#### Objective
What lines of the data hold the string "describe"? Pull each one out.

>> Begin Data rows

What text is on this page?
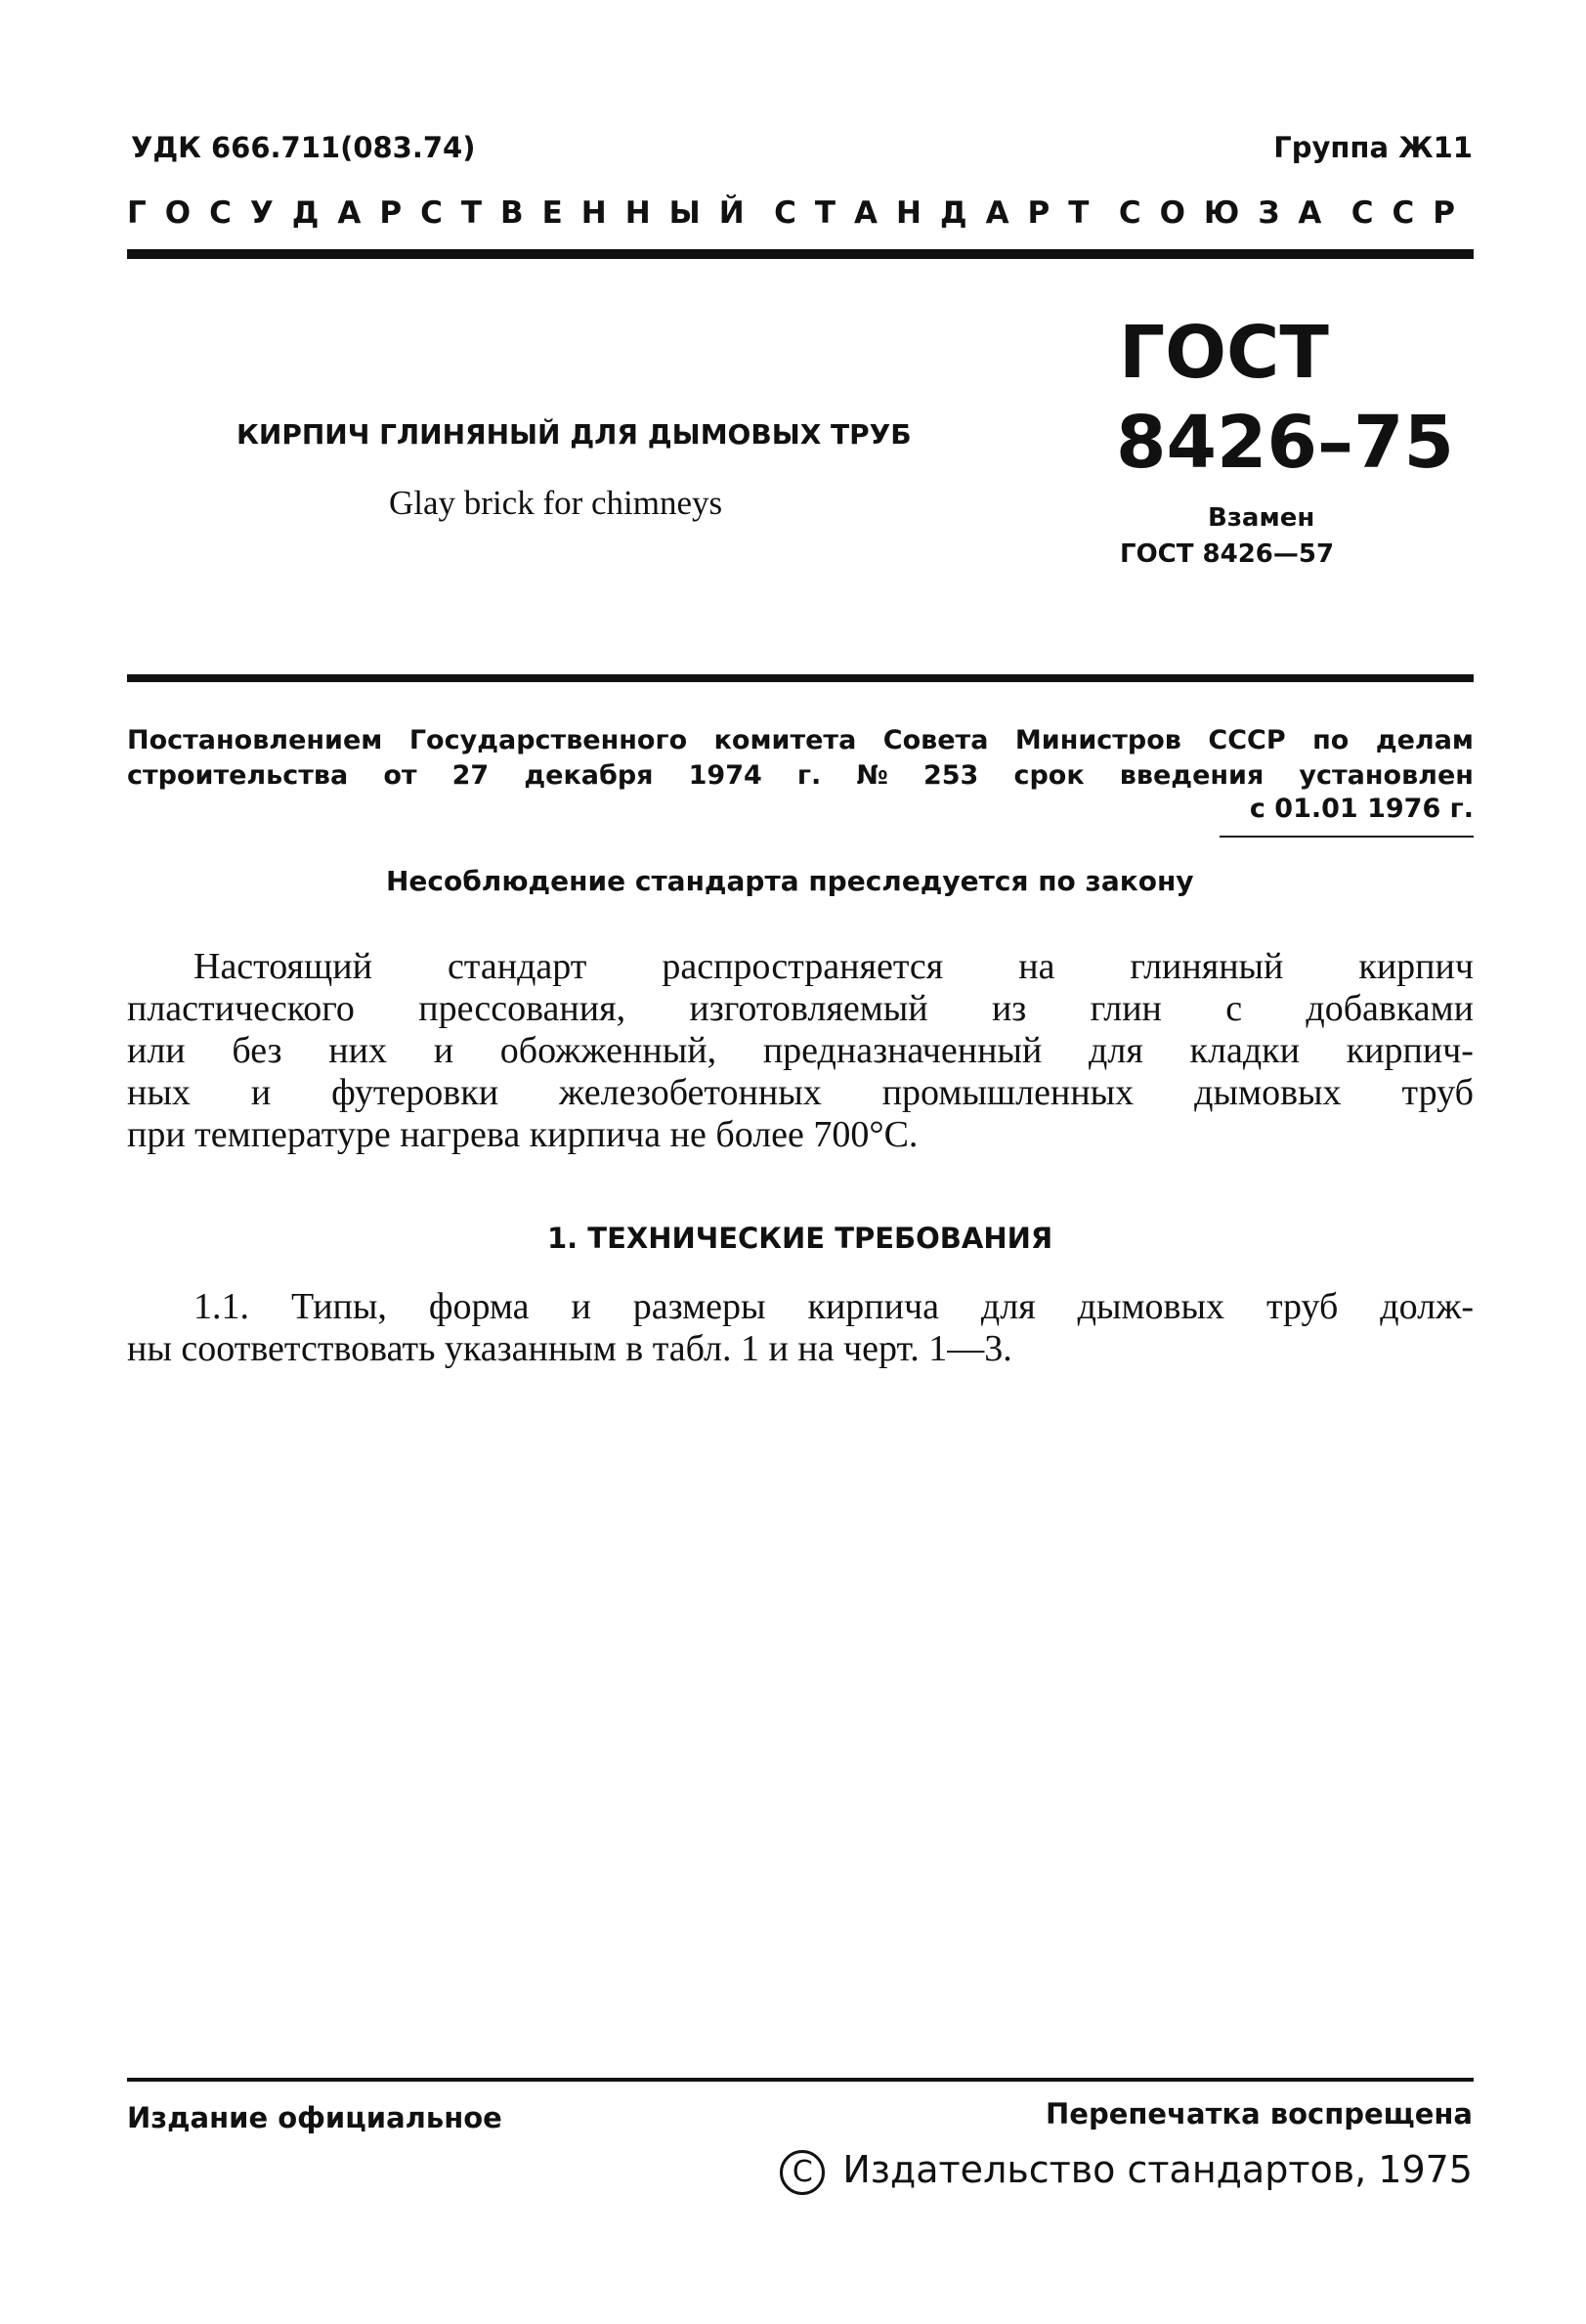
УДК 666.711(083.74)	Группа Ж11
ГОСУДАРСТВЕННЫЙ СТАНДАРТ СОЮЗА ССР
ГОСТ
8426–75
КИРПИЧ ГЛИНЯНЫЙ ДЛЯ ДЫМОВЫХ ТРУБ
Glay brick for chimneys	Взамен
ГОСТ 8426—57
Постановлением Государственного комитета Совета Министров СССР по делам
строительства от 27 декабря 1974 г. № 253 срок введения установлен
с 01.01 1976 г.
Несоблюдение стандарта преследуется по закону
Настоящий стандарт распространяется на глиняный кирпич
пластического прессования, изготовляемый из глин с добавками
или без них и обожженный, предназначенный для кладки кирпич-
ных и футеровки железобетонных промышленных дымовых труб
при температуре нагрева кирпича не более 700°С.
1. ТЕХНИЧЕСКИЕ ТРЕБОВАНИЯ
1.1. Типы, форма и размеры кирпича для дымовых труб долж-
ны соответствовать указанным в табл. 1 и на черт. 1—3.
Издание официальное	Перепечатка воспрещена
C Издательство стандартов, 1975
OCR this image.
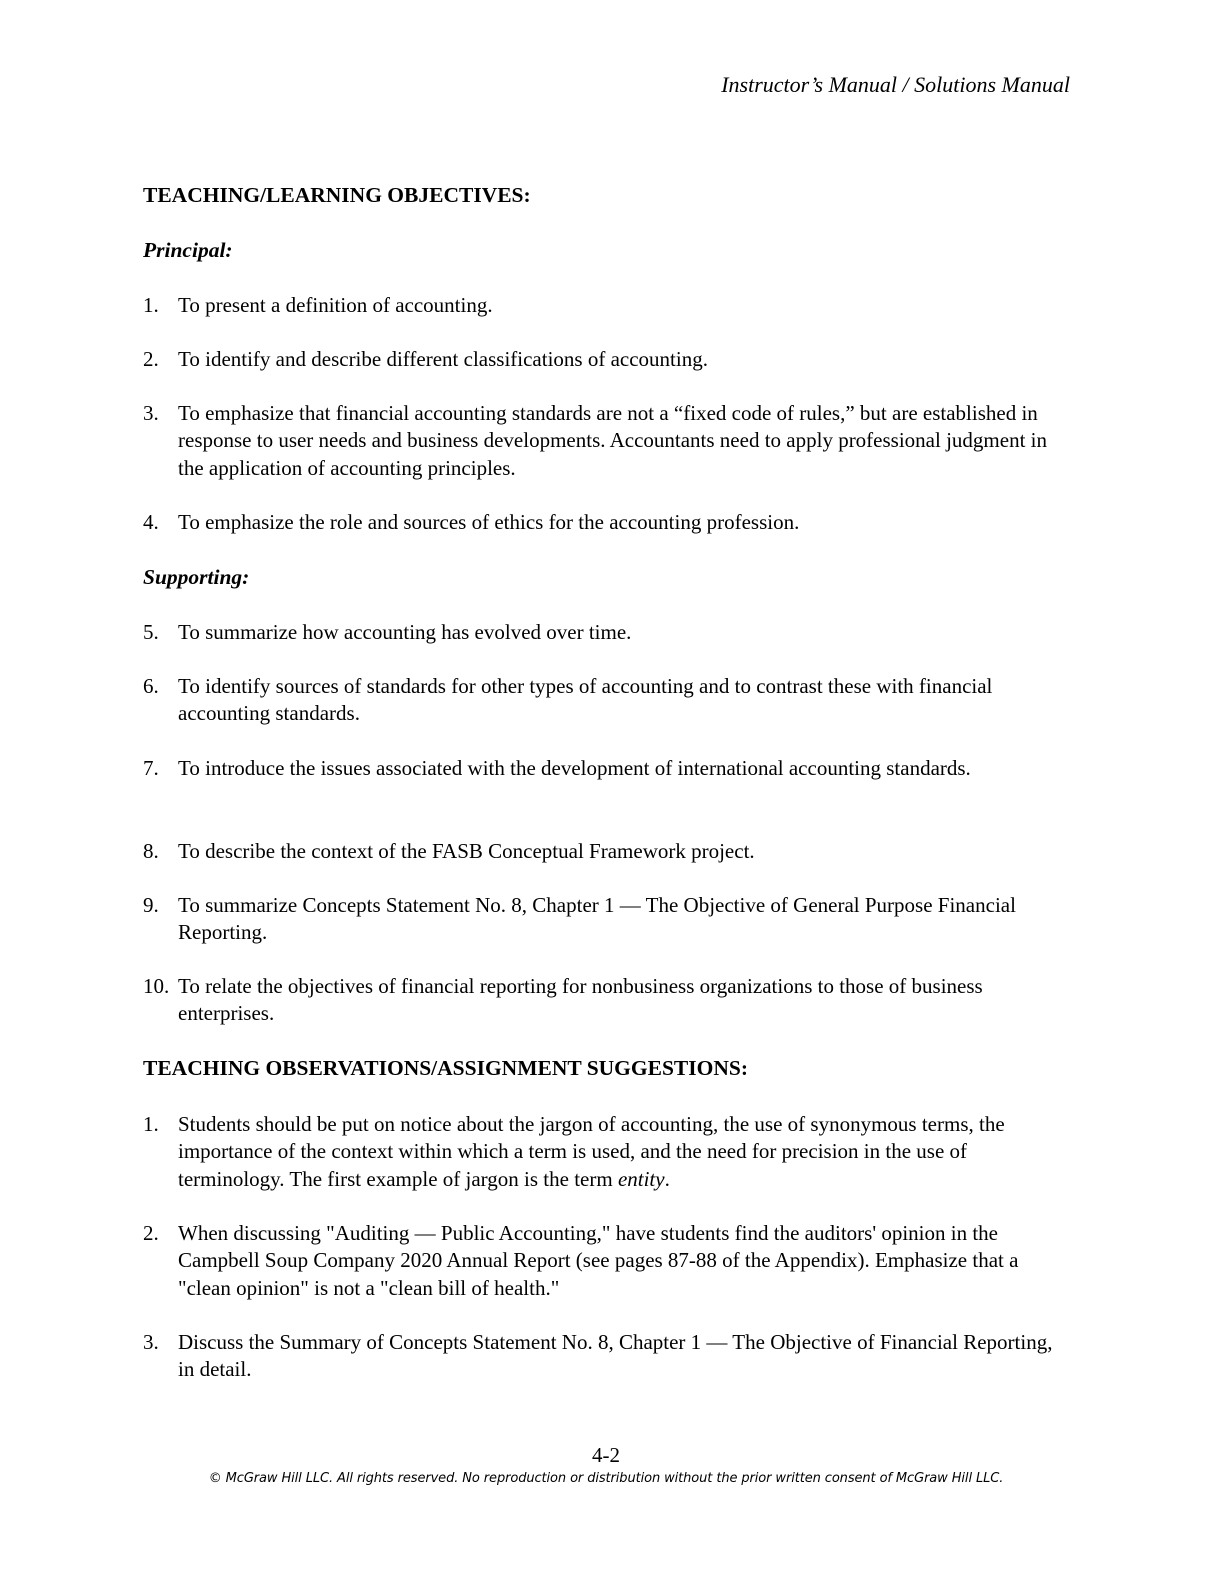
Instructor’s Manual / Solutions Manual
TEACHING/LEARNING OBJECTIVES:
Principal:
1. To present a definition of accounting.
2. To identify and describe different classifications of accounting.
3. To emphasize that financial accounting standards are not a “fixed code of rules,” but are established in response to user needs and business developments. Accountants need to apply professional judgment in the application of accounting principles.
4. To emphasize the role and sources of ethics for the accounting profession.
Supporting:
5. To summarize how accounting has evolved over time.
6. To identify sources of standards for other types of accounting and to contrast these with financial accounting standards.
7. To introduce the issues associated with the development of international accounting standards.
8. To describe the context of the FASB Conceptual Framework project.
9. To summarize Concepts Statement No. 8, Chapter 1 — The Objective of General Purpose Financial Reporting.
10. To relate the objectives of financial reporting for nonbusiness organizations to those of business enterprises.
TEACHING OBSERVATIONS/ASSIGNMENT SUGGESTIONS:
1. Students should be put on notice about the jargon of accounting, the use of synonymous terms, the importance of the context within which a term is used, and the need for precision in the use of terminology. The first example of jargon is the term entity.
2. When discussing "Auditing — Public Accounting," have students find the auditors' opinion in the Campbell Soup Company 2020 Annual Report (see pages 87-88 of the Appendix). Emphasize that a "clean opinion" is not a "clean bill of health."
3. Discuss the Summary of Concepts Statement No. 8, Chapter 1 — The Objective of Financial Reporting, in detail.
4-2
© McGraw Hill LLC. All rights reserved. No reproduction or distribution without the prior written consent of McGraw Hill LLC.
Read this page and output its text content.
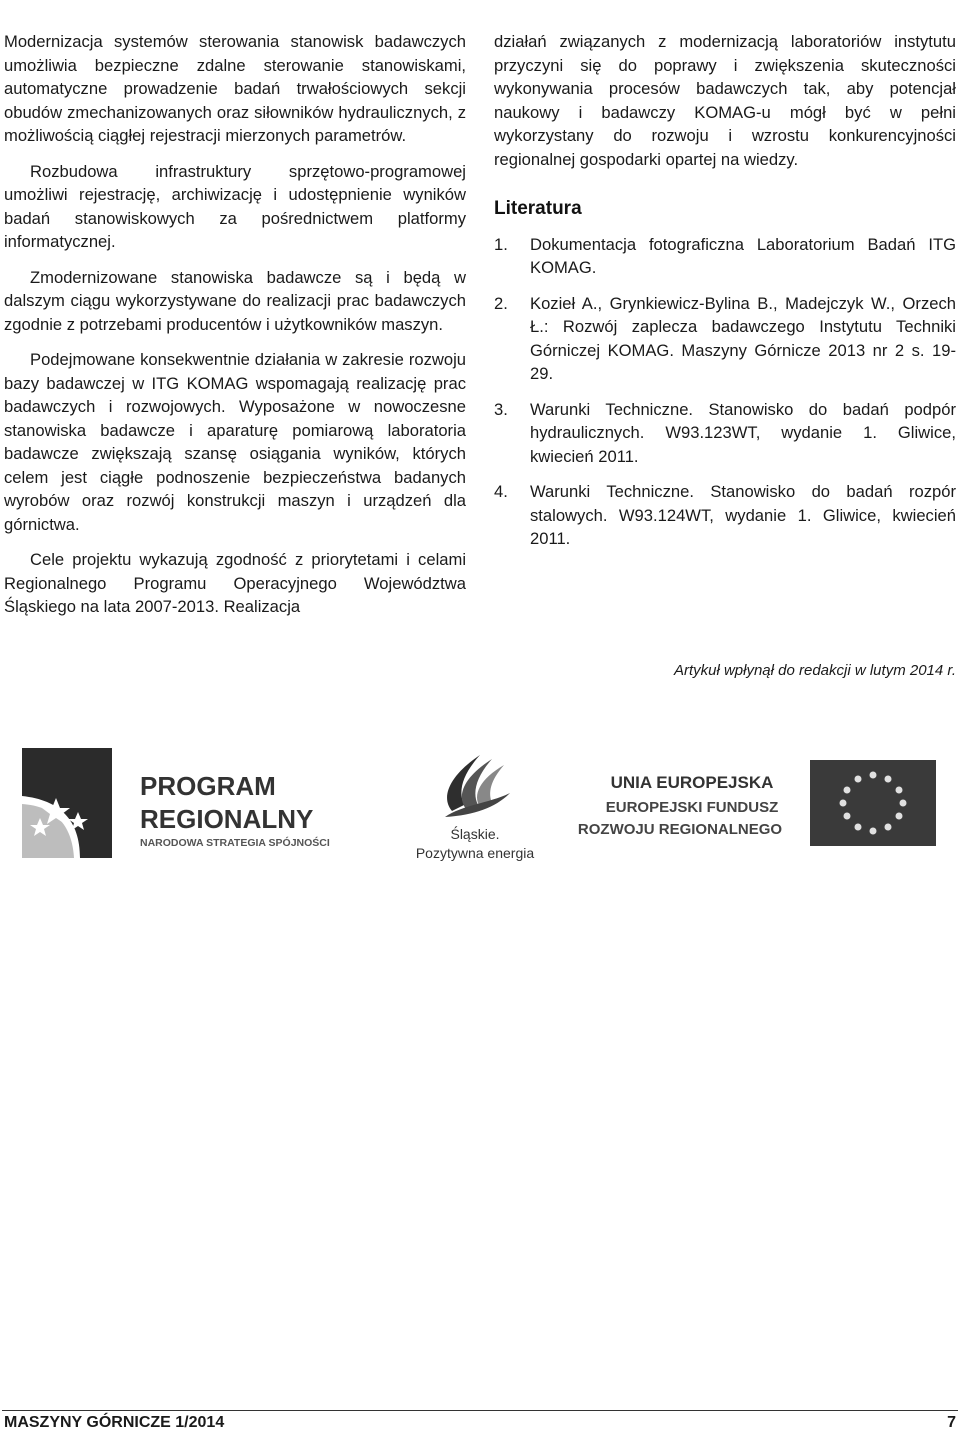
Modernizacja systemów sterowania stanowisk badawczych umożliwia bezpieczne zdalne sterowanie stanowiskami, automatyczne prowadzenie badań trwałościowych sekcji obudów zmechanizowanych oraz siłowników hydraulicznych, z możliwością ciągłej rejestracji mierzonych parametrów.

Rozbudowa infrastruktury sprzętowo-programowej umożliwi rejestrację, archiwizację i udostępnienie wyników badań stanowiskowych za pośrednictwem platformy informatycznej.

Zmodernizowane stanowiska badawcze są i będą w dalszym ciągu wykorzystywane do realizacji prac badawczych zgodnie z potrzebami producentów i użytkowników maszyn.

Podejmowane konsekwentnie działania w zakresie rozwoju bazy badawczej w ITG KOMAG wspomagają realizację prac badawczych i rozwojowych. Wyposażone w nowoczesne stanowiska badawcze i aparaturę pomiarową laboratoria badawcze zwiększają szansę osiągania wyników, których celem jest ciągłe podnoszenie bezpieczeństwa badanych wyrobów oraz rozwój konstrukcji maszyn i urządzeń dla górnictwa.

Cele projektu wykazują zgodność z priorytetami i celami Regionalnego Programu Operacyjnego Województwa Śląskiego na lata 2007-2013. Realizacja

działań związanych z modernizacją laboratoriów instytutu przyczyni się do poprawy i zwiększenia skuteczności wykonywania procesów badawczych tak, aby potencjał naukowy i badawczy KOMAG-u mógł być w pełni wykorzystany do rozwoju i wzrostu konkurencyjności regionalnej gospodarki opartej na wiedzy.

Literatura
1. Dokumentacja fotograficzna Laboratorium Badań ITG KOMAG.
2. Kozieł A., Grynkiewicz-Bylina B., Madejczyk W., Orzech Ł.: Rozwój zaplecza badawczego Instytutu Techniki Górniczej KOMAG. Maszyny Górnicze 2013 nr 2 s. 19-29.
3. Warunki Techniczne. Stanowisko do badań podpór hydraulicznych. W93.123WT, wydanie 1. Gliwice, kwiecień 2011.
4. Warunki Techniczne. Stanowisko do badań rozpór stalowych. W93.124WT, wydanie 1. Gliwice, kwiecień 2011.
Artykuł wpłynął do redakcji w lutym 2014 r.
PROGRAM
REGIONALNY
NARODOWA STRATEGIA SPÓJNOŚCI
Śląskie.
Pozytywna energia
UNIA EUROPEJSKA
EUROPEJSKI FUNDUSZ
ROZWOJU REGIONALNEGO
MASZYNY GÓRNICZE 1/2014	7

>> End Data rows

#### Output of the exercise
2. To identify and describe different classifications of accounting.
8. To describe the context of the FASB Conceptual Framework project.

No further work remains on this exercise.